» **What you have to do**: Set down, word for word, the lines of the listing below, from its first line through the line that contains "immigrants-point: [550, 302, 570, 322]".

» **Records provided**:

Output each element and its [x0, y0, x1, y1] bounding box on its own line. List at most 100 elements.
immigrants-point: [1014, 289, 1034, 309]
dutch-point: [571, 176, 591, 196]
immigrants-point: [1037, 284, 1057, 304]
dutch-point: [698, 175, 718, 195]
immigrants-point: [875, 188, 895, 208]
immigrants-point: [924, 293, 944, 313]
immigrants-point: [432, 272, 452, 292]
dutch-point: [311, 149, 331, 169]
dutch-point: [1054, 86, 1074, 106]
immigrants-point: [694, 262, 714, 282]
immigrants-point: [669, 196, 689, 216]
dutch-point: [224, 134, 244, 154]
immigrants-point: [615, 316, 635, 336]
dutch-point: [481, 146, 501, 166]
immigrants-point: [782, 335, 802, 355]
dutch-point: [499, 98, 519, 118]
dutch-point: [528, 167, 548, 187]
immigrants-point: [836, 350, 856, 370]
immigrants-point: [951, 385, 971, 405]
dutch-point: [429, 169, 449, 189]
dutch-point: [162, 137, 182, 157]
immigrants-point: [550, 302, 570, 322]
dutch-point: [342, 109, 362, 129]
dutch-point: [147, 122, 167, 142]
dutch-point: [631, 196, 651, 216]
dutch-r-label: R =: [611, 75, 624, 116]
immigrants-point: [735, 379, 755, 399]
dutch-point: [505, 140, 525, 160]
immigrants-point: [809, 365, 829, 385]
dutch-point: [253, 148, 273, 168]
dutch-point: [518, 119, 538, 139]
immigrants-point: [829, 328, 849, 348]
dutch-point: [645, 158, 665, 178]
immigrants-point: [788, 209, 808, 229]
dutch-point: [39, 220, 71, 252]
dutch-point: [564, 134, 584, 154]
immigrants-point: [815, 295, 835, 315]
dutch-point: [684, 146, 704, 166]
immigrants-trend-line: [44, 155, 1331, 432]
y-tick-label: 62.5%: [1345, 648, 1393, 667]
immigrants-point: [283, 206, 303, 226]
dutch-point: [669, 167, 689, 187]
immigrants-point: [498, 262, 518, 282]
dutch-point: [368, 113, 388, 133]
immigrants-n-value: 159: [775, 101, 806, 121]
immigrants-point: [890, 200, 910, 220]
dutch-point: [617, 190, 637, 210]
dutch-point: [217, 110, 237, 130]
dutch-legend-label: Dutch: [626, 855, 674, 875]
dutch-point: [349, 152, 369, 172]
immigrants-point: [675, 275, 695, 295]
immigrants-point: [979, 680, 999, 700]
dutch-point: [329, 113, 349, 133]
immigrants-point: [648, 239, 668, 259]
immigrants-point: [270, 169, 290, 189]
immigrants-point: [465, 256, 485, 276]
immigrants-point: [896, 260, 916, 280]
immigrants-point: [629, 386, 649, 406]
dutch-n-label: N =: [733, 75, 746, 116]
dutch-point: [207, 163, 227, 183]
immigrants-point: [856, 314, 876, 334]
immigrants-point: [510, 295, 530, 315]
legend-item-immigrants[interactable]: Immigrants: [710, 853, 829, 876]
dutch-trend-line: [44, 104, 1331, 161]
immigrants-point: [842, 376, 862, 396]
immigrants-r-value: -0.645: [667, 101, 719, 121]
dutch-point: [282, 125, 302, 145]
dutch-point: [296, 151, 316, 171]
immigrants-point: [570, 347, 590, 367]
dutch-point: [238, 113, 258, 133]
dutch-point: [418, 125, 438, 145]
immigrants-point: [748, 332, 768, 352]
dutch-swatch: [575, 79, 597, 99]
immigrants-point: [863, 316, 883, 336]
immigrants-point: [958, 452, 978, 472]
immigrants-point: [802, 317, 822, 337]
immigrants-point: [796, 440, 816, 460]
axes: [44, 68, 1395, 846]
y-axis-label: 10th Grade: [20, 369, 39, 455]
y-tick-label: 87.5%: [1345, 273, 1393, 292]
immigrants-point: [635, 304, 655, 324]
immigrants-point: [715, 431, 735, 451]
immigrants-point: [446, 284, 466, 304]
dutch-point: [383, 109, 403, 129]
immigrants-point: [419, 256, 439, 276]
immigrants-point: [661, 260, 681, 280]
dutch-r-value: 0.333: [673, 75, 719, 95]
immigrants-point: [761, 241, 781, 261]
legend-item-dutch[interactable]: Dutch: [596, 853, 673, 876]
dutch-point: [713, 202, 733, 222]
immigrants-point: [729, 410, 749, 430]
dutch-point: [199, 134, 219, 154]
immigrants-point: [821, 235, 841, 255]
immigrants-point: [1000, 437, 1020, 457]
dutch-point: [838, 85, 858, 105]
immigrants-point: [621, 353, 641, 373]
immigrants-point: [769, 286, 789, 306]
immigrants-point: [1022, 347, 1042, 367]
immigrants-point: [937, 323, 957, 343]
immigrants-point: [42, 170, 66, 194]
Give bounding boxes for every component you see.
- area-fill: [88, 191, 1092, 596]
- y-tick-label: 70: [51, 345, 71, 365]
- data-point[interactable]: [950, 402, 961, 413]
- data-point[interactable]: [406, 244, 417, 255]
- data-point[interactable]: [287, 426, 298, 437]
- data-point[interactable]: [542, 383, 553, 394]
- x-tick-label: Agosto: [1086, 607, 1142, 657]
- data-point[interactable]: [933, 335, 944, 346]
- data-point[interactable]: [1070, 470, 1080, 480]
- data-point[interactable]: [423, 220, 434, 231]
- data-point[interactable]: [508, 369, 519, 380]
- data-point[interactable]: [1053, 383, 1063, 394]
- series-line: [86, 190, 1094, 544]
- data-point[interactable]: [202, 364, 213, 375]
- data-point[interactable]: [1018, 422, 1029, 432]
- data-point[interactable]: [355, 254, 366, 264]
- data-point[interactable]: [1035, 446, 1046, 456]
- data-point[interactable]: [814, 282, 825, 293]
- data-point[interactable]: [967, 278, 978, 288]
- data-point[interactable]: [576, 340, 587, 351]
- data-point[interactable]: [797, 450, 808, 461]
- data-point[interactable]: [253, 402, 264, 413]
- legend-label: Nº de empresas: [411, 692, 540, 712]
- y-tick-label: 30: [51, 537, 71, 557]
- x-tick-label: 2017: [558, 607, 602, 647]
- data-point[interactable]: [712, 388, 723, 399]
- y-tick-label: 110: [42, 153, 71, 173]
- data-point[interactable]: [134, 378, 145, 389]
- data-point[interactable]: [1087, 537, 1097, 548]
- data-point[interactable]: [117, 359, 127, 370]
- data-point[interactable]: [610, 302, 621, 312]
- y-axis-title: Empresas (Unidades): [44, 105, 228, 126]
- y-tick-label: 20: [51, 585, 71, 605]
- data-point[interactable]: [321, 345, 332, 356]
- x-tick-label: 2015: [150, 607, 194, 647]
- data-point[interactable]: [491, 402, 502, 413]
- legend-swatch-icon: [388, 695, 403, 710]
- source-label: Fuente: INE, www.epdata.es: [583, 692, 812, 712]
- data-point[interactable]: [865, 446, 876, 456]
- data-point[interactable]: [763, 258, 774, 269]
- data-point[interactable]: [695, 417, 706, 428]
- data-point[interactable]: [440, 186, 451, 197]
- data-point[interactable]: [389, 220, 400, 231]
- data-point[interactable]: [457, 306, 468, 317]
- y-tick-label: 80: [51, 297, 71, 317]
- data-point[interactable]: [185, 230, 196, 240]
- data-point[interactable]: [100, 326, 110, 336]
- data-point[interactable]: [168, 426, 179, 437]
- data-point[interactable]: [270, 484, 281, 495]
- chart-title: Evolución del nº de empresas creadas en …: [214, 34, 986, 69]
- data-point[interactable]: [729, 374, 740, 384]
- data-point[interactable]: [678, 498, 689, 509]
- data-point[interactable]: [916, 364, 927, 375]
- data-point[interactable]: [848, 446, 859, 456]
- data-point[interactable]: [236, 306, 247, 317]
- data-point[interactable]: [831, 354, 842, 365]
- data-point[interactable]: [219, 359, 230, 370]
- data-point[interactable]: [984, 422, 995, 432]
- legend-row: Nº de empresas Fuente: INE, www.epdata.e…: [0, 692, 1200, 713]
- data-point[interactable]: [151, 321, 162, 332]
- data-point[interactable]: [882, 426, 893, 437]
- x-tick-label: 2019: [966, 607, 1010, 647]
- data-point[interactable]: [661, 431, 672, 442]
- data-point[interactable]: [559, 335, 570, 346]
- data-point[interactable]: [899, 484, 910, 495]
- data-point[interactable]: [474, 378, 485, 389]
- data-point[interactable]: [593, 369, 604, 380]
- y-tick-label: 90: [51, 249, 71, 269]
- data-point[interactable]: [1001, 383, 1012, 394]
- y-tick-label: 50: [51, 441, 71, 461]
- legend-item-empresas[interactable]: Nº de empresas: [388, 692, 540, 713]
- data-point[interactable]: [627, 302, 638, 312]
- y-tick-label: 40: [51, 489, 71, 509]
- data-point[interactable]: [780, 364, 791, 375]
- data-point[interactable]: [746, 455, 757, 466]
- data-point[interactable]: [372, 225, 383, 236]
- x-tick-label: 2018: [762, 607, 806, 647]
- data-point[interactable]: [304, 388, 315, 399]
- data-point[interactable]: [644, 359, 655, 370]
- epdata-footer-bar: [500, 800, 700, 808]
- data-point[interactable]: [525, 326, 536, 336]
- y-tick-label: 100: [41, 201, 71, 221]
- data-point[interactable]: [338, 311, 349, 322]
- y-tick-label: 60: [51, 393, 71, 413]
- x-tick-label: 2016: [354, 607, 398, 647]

» **Exercise result**:
Output each element and its [x0, y0, x1, y1] bounding box on its own line. List at most 100 elements.
immigrants-point: [1014, 289, 1034, 309]
dutch-point: [571, 176, 591, 196]
immigrants-point: [1037, 284, 1057, 304]
dutch-point: [698, 175, 718, 195]
immigrants-point: [875, 188, 895, 208]
immigrants-point: [924, 293, 944, 313]
immigrants-point: [432, 272, 452, 292]
dutch-point: [311, 149, 331, 169]
dutch-point: [1054, 86, 1074, 106]
immigrants-point: [694, 262, 714, 282]
immigrants-point: [669, 196, 689, 216]
dutch-point: [224, 134, 244, 154]
immigrants-point: [615, 316, 635, 336]
dutch-point: [481, 146, 501, 166]
immigrants-point: [782, 335, 802, 355]
dutch-point: [499, 98, 519, 118]
dutch-point: [528, 167, 548, 187]
immigrants-point: [836, 350, 856, 370]
immigrants-point: [951, 385, 971, 405]
dutch-point: [429, 169, 449, 189]
dutch-point: [162, 137, 182, 157]
immigrants-point: [550, 302, 570, 322]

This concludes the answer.